(Data items)
========

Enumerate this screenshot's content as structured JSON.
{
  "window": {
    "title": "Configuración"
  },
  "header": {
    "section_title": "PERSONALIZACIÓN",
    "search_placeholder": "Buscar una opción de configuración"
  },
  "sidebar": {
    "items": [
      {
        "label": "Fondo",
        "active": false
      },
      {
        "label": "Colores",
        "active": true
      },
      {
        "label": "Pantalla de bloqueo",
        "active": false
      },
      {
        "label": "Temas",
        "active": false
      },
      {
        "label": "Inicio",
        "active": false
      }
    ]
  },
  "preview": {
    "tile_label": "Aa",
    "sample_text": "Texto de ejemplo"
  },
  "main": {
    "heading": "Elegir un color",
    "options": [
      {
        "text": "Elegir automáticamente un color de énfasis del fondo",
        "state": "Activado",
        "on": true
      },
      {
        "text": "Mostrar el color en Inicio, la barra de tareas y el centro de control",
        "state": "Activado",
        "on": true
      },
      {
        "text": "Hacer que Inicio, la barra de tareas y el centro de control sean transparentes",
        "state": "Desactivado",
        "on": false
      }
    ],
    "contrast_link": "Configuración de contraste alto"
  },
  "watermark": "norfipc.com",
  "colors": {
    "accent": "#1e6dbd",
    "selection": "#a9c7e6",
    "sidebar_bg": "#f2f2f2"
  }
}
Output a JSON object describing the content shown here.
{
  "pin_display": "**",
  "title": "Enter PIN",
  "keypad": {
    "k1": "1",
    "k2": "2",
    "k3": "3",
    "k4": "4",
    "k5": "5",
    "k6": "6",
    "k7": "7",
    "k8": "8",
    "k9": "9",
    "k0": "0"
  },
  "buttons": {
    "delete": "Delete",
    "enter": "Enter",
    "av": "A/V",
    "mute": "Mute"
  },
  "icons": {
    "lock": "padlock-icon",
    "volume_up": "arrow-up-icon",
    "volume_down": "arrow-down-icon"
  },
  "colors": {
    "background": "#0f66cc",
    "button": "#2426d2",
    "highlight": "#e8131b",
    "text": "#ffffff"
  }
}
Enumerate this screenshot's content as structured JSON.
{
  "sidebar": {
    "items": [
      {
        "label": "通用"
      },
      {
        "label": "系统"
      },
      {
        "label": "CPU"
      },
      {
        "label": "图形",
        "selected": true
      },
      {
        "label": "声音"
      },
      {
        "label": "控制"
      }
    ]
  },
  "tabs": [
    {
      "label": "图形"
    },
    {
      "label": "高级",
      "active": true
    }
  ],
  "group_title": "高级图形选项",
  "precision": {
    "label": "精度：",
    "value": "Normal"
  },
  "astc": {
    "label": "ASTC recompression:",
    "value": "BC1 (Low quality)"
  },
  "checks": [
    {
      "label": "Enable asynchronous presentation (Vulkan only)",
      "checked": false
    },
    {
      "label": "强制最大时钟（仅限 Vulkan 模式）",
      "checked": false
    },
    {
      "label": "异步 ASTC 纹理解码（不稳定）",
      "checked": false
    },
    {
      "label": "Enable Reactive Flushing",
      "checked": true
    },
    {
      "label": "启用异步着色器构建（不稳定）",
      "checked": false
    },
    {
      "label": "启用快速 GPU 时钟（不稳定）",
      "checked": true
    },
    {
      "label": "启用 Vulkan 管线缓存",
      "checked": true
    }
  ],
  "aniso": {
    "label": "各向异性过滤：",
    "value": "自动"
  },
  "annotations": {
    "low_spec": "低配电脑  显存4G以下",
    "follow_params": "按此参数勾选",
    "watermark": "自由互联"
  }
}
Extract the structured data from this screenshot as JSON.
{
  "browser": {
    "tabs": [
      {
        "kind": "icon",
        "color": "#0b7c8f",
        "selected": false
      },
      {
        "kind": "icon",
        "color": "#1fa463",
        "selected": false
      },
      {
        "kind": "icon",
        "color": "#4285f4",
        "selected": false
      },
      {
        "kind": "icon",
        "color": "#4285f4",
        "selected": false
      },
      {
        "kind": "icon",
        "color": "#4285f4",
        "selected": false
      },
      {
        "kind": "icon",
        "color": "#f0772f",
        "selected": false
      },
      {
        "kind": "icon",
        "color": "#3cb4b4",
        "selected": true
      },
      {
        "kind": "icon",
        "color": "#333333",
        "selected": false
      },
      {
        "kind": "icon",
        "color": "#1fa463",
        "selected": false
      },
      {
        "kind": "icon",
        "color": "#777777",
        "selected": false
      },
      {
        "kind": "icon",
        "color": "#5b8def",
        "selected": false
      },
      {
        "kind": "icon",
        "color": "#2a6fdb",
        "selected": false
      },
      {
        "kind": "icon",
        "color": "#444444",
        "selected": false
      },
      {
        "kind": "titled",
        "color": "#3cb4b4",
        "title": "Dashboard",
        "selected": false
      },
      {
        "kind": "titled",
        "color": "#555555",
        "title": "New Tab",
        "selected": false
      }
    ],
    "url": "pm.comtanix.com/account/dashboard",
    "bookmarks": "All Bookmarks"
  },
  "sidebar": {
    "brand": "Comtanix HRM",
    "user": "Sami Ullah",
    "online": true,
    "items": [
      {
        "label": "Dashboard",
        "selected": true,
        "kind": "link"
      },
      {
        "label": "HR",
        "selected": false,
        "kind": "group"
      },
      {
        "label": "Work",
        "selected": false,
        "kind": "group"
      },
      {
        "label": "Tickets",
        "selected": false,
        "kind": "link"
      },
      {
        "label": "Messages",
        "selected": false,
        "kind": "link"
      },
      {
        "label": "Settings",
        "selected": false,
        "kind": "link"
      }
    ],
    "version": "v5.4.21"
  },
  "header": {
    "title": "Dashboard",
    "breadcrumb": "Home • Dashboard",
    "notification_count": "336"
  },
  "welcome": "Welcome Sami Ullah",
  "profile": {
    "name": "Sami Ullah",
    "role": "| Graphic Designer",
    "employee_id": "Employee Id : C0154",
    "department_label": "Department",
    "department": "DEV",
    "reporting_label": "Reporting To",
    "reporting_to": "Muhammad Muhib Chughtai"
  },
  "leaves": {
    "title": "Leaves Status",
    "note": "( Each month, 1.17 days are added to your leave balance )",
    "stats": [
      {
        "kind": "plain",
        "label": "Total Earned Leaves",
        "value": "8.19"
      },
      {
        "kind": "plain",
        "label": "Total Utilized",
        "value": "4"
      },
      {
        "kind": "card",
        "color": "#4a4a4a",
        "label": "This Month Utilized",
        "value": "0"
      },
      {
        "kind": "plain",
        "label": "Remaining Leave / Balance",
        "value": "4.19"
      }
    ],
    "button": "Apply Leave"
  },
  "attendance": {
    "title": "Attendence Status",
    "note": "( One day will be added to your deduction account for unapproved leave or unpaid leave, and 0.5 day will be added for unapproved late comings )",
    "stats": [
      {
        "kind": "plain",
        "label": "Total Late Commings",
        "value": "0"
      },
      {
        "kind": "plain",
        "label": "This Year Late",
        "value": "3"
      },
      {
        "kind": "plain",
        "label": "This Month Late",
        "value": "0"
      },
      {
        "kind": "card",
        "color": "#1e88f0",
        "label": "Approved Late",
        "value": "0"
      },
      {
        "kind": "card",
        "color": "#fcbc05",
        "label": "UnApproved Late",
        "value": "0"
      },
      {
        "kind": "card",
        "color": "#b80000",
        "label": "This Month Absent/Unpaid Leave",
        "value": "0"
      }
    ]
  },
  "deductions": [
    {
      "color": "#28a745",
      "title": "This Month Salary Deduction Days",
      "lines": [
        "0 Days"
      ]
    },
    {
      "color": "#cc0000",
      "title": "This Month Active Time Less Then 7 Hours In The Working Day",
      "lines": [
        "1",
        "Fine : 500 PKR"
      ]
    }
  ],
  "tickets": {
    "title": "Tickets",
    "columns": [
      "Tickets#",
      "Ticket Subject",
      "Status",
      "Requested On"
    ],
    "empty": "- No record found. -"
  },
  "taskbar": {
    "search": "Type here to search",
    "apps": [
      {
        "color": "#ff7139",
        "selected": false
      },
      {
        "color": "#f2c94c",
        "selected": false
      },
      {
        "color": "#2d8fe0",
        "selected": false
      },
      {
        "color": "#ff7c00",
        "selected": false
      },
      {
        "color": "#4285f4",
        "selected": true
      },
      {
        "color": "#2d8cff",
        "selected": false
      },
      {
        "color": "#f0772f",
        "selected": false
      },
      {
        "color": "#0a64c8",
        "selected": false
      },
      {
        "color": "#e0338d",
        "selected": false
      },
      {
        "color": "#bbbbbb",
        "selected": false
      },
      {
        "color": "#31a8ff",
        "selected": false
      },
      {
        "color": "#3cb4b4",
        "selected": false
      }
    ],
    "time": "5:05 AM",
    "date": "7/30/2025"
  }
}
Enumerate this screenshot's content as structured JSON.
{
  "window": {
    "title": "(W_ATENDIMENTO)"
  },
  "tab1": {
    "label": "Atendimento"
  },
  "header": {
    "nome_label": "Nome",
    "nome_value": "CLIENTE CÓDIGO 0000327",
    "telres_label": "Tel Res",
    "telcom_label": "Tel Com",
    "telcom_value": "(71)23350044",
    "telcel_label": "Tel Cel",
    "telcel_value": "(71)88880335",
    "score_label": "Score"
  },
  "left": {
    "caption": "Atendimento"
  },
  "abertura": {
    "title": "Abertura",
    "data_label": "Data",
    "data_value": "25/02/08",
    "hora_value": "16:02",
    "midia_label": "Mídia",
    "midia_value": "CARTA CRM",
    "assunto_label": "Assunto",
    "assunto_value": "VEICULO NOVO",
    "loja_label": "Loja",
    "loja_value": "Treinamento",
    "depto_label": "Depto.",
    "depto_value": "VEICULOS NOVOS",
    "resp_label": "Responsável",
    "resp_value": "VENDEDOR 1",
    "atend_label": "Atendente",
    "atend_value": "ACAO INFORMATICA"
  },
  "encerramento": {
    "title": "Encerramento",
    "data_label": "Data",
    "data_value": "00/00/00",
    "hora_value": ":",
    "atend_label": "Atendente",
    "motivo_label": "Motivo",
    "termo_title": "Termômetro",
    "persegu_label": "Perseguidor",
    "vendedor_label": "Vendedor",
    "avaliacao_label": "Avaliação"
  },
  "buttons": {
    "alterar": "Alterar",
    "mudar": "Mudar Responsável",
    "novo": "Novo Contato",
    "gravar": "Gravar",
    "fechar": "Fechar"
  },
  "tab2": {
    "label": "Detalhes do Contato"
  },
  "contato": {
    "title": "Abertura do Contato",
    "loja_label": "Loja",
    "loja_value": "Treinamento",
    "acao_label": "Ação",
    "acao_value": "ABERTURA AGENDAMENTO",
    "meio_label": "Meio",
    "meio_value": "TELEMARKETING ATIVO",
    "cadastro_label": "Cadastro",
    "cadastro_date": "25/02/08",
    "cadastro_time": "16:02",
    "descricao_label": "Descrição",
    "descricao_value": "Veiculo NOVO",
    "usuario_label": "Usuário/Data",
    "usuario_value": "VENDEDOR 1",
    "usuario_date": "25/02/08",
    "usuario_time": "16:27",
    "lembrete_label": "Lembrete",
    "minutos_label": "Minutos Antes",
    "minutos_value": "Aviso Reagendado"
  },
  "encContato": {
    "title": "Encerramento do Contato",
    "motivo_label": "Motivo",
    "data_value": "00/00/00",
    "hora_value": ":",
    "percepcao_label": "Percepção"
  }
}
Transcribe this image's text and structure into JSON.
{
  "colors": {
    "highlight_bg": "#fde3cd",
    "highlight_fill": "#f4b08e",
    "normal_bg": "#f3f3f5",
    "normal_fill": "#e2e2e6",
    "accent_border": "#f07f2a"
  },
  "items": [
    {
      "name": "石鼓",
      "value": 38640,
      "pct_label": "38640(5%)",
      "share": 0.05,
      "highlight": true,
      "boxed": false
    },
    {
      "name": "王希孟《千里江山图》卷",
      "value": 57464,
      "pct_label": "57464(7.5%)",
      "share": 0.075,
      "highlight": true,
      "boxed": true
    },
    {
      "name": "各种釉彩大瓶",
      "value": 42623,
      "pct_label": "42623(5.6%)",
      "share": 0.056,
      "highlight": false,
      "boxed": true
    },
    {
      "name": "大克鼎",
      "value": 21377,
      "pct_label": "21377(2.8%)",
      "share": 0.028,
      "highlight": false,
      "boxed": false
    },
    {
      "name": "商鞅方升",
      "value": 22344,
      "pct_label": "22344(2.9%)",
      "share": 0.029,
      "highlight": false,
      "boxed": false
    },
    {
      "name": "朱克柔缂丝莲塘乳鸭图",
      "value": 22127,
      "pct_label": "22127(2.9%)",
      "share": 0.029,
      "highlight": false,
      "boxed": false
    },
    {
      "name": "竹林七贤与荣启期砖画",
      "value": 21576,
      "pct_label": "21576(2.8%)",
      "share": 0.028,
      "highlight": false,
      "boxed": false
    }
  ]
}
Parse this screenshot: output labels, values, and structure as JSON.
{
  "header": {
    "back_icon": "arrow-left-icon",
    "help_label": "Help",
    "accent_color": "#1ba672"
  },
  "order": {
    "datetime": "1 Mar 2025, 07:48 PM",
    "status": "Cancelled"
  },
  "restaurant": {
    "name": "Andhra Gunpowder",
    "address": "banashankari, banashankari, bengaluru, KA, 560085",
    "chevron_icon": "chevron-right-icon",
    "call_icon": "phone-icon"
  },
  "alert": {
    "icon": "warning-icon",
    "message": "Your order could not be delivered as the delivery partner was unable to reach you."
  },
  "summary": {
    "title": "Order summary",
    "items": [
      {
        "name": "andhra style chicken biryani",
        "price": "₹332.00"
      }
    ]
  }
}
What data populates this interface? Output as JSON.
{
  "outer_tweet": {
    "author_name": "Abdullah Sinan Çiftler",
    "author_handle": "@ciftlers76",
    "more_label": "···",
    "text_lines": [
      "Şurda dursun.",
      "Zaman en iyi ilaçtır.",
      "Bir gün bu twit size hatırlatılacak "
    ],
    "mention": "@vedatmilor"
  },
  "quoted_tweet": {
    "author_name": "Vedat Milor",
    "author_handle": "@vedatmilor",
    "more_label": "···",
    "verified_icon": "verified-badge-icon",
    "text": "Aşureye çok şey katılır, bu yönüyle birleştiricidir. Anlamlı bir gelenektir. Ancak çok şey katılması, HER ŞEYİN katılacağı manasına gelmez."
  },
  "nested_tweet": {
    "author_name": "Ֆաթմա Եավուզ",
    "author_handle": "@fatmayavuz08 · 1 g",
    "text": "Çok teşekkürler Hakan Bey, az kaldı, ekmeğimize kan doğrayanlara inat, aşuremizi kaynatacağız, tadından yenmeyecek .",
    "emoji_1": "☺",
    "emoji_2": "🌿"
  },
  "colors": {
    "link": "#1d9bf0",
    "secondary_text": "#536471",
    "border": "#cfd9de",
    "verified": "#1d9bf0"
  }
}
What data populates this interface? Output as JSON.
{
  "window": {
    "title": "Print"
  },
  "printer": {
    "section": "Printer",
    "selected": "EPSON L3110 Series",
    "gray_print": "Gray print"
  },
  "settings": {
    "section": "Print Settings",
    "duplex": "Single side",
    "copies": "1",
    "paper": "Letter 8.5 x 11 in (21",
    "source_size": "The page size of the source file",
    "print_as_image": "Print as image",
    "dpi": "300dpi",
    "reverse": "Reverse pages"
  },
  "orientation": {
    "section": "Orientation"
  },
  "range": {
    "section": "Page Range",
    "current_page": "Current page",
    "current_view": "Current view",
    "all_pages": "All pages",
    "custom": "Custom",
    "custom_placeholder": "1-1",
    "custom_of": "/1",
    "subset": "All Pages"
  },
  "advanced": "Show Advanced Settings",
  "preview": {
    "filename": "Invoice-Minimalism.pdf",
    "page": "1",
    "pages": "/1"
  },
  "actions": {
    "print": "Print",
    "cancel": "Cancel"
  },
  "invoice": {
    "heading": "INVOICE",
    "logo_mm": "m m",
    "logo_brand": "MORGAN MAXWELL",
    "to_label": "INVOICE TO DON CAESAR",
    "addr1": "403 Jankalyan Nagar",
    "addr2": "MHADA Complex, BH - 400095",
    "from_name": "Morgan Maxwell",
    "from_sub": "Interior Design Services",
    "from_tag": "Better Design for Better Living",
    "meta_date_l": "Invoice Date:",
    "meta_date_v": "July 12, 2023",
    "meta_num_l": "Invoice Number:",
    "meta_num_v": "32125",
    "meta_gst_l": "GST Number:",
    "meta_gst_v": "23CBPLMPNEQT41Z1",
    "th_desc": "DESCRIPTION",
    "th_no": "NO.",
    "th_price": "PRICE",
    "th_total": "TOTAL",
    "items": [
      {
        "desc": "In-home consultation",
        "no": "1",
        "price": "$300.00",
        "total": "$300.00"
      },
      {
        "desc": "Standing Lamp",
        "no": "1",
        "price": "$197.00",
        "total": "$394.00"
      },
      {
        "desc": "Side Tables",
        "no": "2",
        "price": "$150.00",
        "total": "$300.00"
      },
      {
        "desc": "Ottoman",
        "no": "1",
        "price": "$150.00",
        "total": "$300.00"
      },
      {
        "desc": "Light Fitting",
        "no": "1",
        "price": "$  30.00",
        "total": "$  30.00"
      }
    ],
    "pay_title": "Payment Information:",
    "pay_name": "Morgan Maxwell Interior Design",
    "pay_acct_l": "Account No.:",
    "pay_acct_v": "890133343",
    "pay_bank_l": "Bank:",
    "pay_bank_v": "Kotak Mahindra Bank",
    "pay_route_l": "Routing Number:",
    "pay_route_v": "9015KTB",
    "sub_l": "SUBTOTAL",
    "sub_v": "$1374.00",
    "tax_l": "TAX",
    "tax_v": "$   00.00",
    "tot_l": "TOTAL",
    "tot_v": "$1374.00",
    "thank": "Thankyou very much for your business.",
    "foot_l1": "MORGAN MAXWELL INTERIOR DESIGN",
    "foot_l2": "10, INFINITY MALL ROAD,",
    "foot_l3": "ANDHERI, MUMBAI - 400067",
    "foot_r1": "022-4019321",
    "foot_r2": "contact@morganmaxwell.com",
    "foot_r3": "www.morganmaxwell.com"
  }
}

========

Each line holding the word "morganmaxwell" counts once; report the total and nothing else.

▸ Solution for this exercise
2